-------- Rows --------

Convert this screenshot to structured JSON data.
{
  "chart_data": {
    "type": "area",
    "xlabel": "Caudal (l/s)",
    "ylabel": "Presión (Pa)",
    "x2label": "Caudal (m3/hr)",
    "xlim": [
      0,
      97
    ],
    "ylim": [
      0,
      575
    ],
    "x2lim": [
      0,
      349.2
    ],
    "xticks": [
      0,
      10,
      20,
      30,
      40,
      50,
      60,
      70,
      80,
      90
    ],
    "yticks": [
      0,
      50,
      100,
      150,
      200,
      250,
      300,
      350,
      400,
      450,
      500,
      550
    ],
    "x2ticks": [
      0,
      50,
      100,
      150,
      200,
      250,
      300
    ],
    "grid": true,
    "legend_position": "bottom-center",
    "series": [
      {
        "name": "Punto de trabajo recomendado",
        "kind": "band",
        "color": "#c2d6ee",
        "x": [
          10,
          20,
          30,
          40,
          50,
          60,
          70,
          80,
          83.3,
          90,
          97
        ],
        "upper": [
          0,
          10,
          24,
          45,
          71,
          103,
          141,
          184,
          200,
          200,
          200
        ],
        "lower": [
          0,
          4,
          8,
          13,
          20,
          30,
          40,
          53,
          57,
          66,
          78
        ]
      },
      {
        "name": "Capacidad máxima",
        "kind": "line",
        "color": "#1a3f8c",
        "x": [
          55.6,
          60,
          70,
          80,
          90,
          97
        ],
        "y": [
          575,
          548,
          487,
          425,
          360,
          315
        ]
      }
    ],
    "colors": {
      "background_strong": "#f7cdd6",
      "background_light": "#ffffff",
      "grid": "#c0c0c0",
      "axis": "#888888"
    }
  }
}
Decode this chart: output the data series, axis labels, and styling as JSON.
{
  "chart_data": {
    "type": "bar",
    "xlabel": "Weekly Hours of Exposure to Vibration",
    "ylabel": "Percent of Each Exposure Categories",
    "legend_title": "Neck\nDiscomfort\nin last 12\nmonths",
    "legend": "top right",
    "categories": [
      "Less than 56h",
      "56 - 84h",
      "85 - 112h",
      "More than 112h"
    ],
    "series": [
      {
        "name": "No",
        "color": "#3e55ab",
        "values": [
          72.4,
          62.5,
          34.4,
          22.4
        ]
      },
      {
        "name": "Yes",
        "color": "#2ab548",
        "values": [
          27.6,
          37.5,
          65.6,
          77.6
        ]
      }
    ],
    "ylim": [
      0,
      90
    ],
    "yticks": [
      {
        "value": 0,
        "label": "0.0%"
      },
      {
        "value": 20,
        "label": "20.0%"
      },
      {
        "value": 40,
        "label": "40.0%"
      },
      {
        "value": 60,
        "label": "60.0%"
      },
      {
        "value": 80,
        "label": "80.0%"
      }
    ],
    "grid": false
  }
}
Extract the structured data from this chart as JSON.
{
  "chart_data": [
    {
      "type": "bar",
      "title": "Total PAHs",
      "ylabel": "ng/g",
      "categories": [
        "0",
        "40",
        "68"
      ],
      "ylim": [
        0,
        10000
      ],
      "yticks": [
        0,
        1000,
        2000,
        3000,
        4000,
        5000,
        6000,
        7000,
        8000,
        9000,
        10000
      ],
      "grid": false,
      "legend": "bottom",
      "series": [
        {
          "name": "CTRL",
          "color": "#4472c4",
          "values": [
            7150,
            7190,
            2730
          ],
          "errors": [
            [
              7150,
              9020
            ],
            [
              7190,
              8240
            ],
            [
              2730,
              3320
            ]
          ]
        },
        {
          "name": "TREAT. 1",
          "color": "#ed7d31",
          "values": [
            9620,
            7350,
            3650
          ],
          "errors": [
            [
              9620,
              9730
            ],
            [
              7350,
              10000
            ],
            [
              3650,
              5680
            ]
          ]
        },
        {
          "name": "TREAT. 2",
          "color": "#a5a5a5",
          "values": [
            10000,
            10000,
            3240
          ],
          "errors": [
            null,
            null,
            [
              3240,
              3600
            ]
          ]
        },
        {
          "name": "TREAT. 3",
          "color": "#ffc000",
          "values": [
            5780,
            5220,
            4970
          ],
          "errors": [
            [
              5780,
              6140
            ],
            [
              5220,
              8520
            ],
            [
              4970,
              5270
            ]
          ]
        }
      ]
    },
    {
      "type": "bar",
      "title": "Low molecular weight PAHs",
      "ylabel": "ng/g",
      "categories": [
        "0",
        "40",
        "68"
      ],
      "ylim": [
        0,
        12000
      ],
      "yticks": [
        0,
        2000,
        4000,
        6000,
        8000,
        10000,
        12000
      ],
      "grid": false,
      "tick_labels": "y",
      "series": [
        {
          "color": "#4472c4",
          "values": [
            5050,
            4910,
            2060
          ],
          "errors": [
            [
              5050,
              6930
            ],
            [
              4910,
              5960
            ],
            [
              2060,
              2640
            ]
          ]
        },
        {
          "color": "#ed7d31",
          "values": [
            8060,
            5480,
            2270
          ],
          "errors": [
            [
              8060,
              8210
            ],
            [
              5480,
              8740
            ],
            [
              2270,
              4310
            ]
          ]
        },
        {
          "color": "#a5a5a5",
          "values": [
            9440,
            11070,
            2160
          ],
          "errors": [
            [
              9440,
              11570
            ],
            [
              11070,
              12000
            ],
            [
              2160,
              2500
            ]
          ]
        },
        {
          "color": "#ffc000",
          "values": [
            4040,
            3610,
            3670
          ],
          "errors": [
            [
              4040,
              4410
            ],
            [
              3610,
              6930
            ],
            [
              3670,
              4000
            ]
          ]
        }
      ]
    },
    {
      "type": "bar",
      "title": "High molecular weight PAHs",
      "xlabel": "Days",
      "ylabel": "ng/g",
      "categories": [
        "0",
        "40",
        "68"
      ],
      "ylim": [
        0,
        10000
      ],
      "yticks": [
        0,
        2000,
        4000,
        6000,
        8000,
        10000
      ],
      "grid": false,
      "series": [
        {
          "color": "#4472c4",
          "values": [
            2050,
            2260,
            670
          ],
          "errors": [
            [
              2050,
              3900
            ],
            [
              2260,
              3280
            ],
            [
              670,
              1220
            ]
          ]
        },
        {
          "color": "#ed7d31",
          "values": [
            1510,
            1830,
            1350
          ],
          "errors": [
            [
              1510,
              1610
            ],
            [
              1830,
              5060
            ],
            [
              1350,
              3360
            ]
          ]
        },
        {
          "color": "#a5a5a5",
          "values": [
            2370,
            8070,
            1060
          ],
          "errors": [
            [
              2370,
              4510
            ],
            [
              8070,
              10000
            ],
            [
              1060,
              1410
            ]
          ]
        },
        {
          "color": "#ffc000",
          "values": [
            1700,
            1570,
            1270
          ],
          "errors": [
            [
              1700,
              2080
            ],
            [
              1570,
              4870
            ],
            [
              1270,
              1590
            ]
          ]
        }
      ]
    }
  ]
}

--------

Brief: Check each line of the material above for "xlabel" and say how many lines contain it, giving the number alone.

Task answer: 3